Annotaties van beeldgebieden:
►
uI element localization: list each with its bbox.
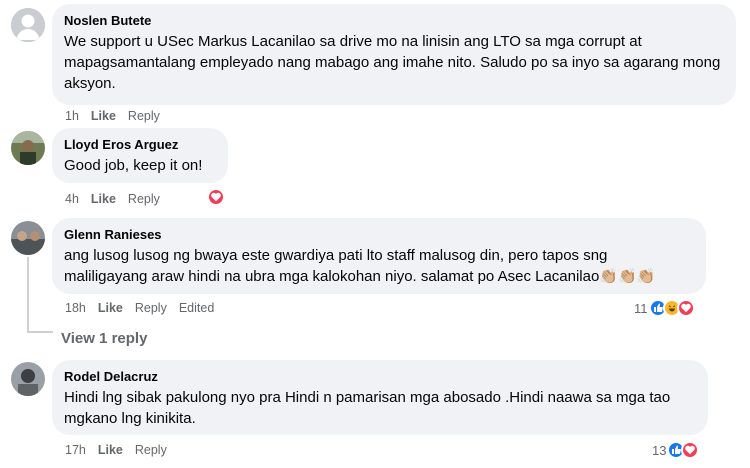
comment-author[interactable]: Glenn Ranieses [64, 226, 694, 243]
reply-thread-line [27, 257, 29, 333]
heart-reaction-icon [676, 299, 695, 317]
reaction-summary[interactable]: 13 [652, 441, 700, 459]
heart-reaction-icon [681, 441, 700, 459]
reply-button[interactable]: Reply [128, 192, 160, 206]
comment-author[interactable]: Rodel Delacruz [64, 368, 696, 385]
comment-time[interactable]: 1h [65, 109, 79, 123]
comment-actions: 18h Like Reply Edited [65, 300, 226, 316]
reaction-count: 11 [634, 300, 648, 316]
like-button[interactable]: Like [91, 109, 116, 123]
heart-reaction-icon [207, 188, 225, 206]
edited-label: Edited [178, 301, 215, 315]
reaction-count: 13 [652, 442, 667, 458]
reaction-summary[interactable]: 11 [634, 299, 695, 317]
comment-actions: 1h Like Reply [65, 108, 172, 124]
reaction-summary[interactable] [207, 188, 225, 206]
comment-bubble: Glenn Ranieses ang lusog lusog ng bwaya … [52, 218, 706, 294]
avatar-glenn[interactable] [11, 221, 45, 255]
comment-actions: 4h Like Reply [65, 191, 172, 207]
reply-button[interactable]: Reply [135, 301, 167, 315]
comment-time[interactable]: 17h [65, 443, 86, 457]
comment-time[interactable]: 18h [65, 301, 86, 315]
like-button[interactable]: Like [98, 443, 123, 457]
comment-actions: 17h Like Reply [65, 442, 179, 458]
comment-text: Hindi lng sibak pakulong nyo pra Hindi n… [64, 389, 671, 427]
comment-text: We support u USec Markus Lacanilao sa dr… [64, 33, 721, 92]
comment-bubble: Noslen Butete We support u USec Markus L… [52, 4, 736, 105]
view-replies-link[interactable]: View 1 reply [61, 330, 147, 347]
like-button[interactable]: Like [98, 301, 123, 315]
like-button[interactable]: Like [91, 192, 116, 206]
reply-button[interactable]: Reply [128, 109, 160, 123]
avatar-rodel[interactable] [11, 362, 45, 396]
avatar-noslen[interactable] [11, 8, 45, 42]
comment-bubble: Rodel Delacruz Hindi lng sibak pakulong … [52, 360, 708, 435]
comment-author[interactable]: Noslen Butete [64, 12, 724, 29]
comment-author[interactable]: Lloyd Eros Arguez [64, 136, 216, 153]
comment-bubble: Lloyd Eros Arguez Good job, keep it on! [52, 128, 228, 183]
comment-text: Good job, keep it on! [64, 157, 203, 174]
comment-text: ang lusog lusog ng bwaya este gwardiya p… [64, 247, 656, 285]
reply-thread-connector [27, 331, 53, 333]
avatar-lloyd[interactable] [11, 131, 45, 165]
comment-time[interactable]: 4h [65, 192, 79, 206]
reply-button[interactable]: Reply [135, 443, 167, 457]
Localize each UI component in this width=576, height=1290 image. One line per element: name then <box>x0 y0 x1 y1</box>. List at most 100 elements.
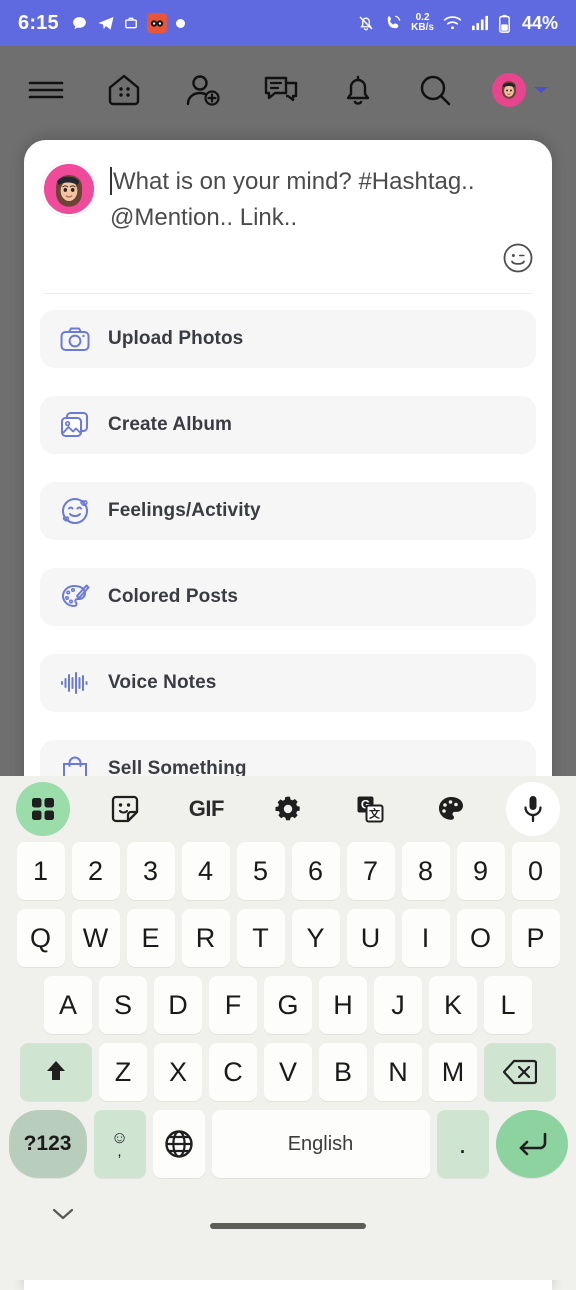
bell-muted-icon <box>357 14 375 32</box>
enter-icon[interactable] <box>495 1110 568 1178</box>
orange-app-icon <box>146 13 167 33</box>
battery-icon <box>498 14 511 33</box>
battery-percent: 44% <box>521 12 558 33</box>
key-g[interactable]: G <box>264 976 312 1034</box>
keyboard-row-middle: A S D F G H J K L <box>0 976 576 1034</box>
keyboard: GIF G文 1 2 3 4 5 6 7 8 9 0 Q W E R T Y U <box>0 776 576 1280</box>
status-bar: 6:15 0.2 KB/s 44% <box>0 0 576 46</box>
key-z[interactable]: Z <box>99 1043 147 1101</box>
home-icon[interactable] <box>104 71 144 109</box>
photo-album-icon <box>60 411 90 439</box>
key-d[interactable]: D <box>154 976 202 1034</box>
palette-icon[interactable] <box>424 782 478 836</box>
key-v[interactable]: V <box>264 1043 312 1101</box>
key-r[interactable]: R <box>181 909 230 967</box>
backspace-icon[interactable] <box>484 1043 556 1101</box>
key-h[interactable]: H <box>319 976 367 1034</box>
sticker-icon[interactable] <box>98 782 152 836</box>
call-icon <box>384 14 402 32</box>
svg-text:文: 文 <box>369 807 381 821</box>
key-3[interactable]: 3 <box>126 842 175 900</box>
avatar[interactable] <box>491 73 526 107</box>
apps-grid-icon[interactable] <box>16 782 70 836</box>
key-e[interactable]: E <box>126 909 175 967</box>
key-t[interactable]: T <box>236 909 285 967</box>
shift-icon[interactable] <box>20 1043 92 1101</box>
key-8[interactable]: 8 <box>401 842 450 900</box>
space-key[interactable]: English <box>211 1110 430 1178</box>
key-o[interactable]: O <box>456 909 505 967</box>
key-i[interactable]: I <box>401 909 450 967</box>
post-text-field[interactable]: What is on your mind? #Hashtag.. @Mention… <box>110 162 534 236</box>
gear-icon[interactable] <box>261 782 315 836</box>
chevron-down-icon[interactable] <box>532 83 550 97</box>
profile-menu[interactable] <box>491 73 550 107</box>
option-label: Create Album <box>108 414 233 435</box>
post-placeholder: What is on your mind? #Hashtag.. @Mention… <box>110 164 534 236</box>
key-y[interactable]: Y <box>291 909 340 967</box>
option-feelings-activity[interactable]: Feelings/Activity <box>40 482 536 540</box>
key-a[interactable]: A <box>44 976 92 1034</box>
key-j[interactable]: J <box>374 976 422 1034</box>
compose-area[interactable]: What is on your mind? #Hashtag.. @Mention… <box>24 140 552 236</box>
smiley-face-icon <box>60 496 90 526</box>
key-f[interactable]: F <box>209 976 257 1034</box>
user-avatar[interactable] <box>42 162 96 216</box>
key-5[interactable]: 5 <box>236 842 285 900</box>
key-q[interactable]: Q <box>16 909 65 967</box>
key-u[interactable]: U <box>346 909 395 967</box>
post-options-list: Upload Photos Create Album Feelings/Acti… <box>24 294 552 798</box>
post-placeholder-line1: What is on your mind? #Hashtag.. <box>113 168 475 195</box>
option-label: Colored Posts <box>108 586 239 607</box>
emoji-key[interactable]: ☺ , <box>93 1110 146 1178</box>
option-label: Upload Photos <box>108 328 244 349</box>
add-friend-icon[interactable] <box>183 71 223 109</box>
notifications-icon[interactable] <box>339 71 377 109</box>
key-7[interactable]: 7 <box>346 842 395 900</box>
key-l[interactable]: L <box>484 976 532 1034</box>
period-key[interactable]: . <box>436 1110 489 1178</box>
microphone-icon[interactable] <box>505 782 560 836</box>
gif-icon[interactable]: GIF <box>179 782 233 836</box>
home-gesture-bar[interactable] <box>210 1223 366 1229</box>
waveform-icon <box>60 670 90 696</box>
symbols-key[interactable]: ?123 <box>8 1110 87 1178</box>
key-b[interactable]: B <box>319 1043 367 1101</box>
status-time: 6:15 <box>18 11 59 34</box>
key-n[interactable]: N <box>374 1043 422 1101</box>
option-upload-photos[interactable]: Upload Photos <box>40 310 536 368</box>
network-speed-unit: KB/s <box>411 22 434 33</box>
key-s[interactable]: S <box>99 976 147 1034</box>
gif-label: GIF <box>188 796 225 821</box>
key-4[interactable]: 4 <box>181 842 230 900</box>
keyboard-row-numbers: 1 2 3 4 5 6 7 8 9 0 <box>0 842 576 900</box>
menu-icon[interactable] <box>26 75 66 105</box>
chevron-down-icon[interactable] <box>50 1205 76 1228</box>
camera-icon <box>60 326 90 352</box>
key-9[interactable]: 9 <box>456 842 505 900</box>
option-create-album[interactable]: Create Album <box>40 396 536 454</box>
key-k[interactable]: K <box>429 976 477 1034</box>
keyboard-toolbar: GIF G文 <box>0 776 576 842</box>
key-1[interactable]: 1 <box>16 842 65 900</box>
option-colored-posts[interactable]: Colored Posts <box>40 568 536 626</box>
telegram-icon <box>97 14 115 32</box>
key-c[interactable]: C <box>209 1043 257 1101</box>
key-m[interactable]: M <box>429 1043 477 1101</box>
key-2[interactable]: 2 <box>71 842 120 900</box>
key-w[interactable]: W <box>71 909 120 967</box>
network-speed: 0.2 KB/s <box>411 13 434 33</box>
navigation-bar <box>0 1187 576 1245</box>
messages-icon[interactable] <box>261 72 301 108</box>
globe-icon[interactable] <box>152 1110 205 1178</box>
key-p[interactable]: P <box>511 909 560 967</box>
search-icon[interactable] <box>416 71 454 109</box>
emoji-icon[interactable] <box>502 242 534 279</box>
emoji-key-sub: , <box>117 1143 122 1160</box>
key-0[interactable]: 0 <box>511 842 560 900</box>
key-6[interactable]: 6 <box>291 842 340 900</box>
key-x[interactable]: X <box>154 1043 202 1101</box>
translate-icon[interactable]: G文 <box>343 782 397 836</box>
option-voice-notes[interactable]: Voice Notes <box>40 654 536 712</box>
compose-emoji-row <box>24 236 552 279</box>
◄
OPDRACHT: Vervang overal "heart-reaction-icon" door "love-reaction-icon" in de regels vanaf de regel met "comment-author[interactable]: Glenn Ranieses" tot en met de regel met "heart-reaction-icon [681, 441, 700, 459]". Geef alleen die regels terug en laat de rest ongewijzigd.

ANTWOORD:
comment-author[interactable]: Glenn Ranieses [64, 226, 694, 243]
reply-thread-line [27, 257, 29, 333]
love-reaction-icon [676, 299, 695, 317]
reaction-summary[interactable]: 13 [652, 441, 700, 459]
love-reaction-icon [681, 441, 700, 459]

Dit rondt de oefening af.